▶ **INSTRUCTION**
Find each line with "Real" and copy it.

▶ **INFORMATION SHOWN**
---
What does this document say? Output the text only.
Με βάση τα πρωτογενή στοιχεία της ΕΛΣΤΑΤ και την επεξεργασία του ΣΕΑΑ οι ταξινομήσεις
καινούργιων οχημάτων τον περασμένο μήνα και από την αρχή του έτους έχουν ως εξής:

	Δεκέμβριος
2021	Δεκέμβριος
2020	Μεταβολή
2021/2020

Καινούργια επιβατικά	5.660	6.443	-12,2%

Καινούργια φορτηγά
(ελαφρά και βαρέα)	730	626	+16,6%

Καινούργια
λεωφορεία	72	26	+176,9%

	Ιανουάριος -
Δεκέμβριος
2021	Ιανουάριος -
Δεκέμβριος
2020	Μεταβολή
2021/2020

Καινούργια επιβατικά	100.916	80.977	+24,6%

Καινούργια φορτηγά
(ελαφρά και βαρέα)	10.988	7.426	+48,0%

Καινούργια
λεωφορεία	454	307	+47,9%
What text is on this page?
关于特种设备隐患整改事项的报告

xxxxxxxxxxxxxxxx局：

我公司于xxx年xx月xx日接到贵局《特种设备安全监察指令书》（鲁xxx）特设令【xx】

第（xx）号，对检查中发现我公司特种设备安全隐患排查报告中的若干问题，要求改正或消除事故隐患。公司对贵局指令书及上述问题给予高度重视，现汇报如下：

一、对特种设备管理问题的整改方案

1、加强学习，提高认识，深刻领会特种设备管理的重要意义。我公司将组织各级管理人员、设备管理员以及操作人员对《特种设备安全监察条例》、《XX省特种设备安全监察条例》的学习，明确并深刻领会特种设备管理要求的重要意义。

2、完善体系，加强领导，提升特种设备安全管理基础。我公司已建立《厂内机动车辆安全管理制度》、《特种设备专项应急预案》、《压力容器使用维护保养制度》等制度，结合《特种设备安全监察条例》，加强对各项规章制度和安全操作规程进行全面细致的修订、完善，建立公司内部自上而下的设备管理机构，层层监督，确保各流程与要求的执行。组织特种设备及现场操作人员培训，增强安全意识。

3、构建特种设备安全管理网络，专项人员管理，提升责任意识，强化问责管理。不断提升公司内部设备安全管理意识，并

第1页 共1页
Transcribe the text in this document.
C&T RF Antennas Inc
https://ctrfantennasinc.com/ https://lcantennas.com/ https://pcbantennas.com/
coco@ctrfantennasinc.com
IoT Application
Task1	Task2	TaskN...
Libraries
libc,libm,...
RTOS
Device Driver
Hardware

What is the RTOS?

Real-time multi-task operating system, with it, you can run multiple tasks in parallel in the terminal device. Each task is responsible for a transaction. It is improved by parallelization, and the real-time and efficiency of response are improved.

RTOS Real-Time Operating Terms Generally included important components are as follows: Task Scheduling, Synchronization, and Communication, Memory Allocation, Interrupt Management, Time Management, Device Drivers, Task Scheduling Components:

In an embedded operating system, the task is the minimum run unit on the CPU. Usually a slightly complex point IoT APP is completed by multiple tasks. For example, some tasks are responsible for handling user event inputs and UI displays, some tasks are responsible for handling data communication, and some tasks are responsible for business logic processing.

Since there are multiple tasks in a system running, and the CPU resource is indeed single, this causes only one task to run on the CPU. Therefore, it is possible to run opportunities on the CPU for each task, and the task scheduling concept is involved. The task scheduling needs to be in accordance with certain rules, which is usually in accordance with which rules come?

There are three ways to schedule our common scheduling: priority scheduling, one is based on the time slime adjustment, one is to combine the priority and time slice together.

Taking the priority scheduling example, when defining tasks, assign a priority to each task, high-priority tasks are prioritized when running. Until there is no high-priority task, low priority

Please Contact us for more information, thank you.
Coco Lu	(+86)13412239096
---
▶ **OUTPUT BELOW**
Real-time multi-task operating system, with it, you can run multiple tasks in parallel in the terminal device. Each task is responsible for a transaction. It is improved by parallelization, and the real-time and efficiency of response are improved.
RTOS Real-Time Operating Terms Generally included important components are as follows: Task Scheduling, Synchronization, and Communication, Memory Allocation, Interrupt Management, Time Management, Device Drivers, Task Scheduling Components:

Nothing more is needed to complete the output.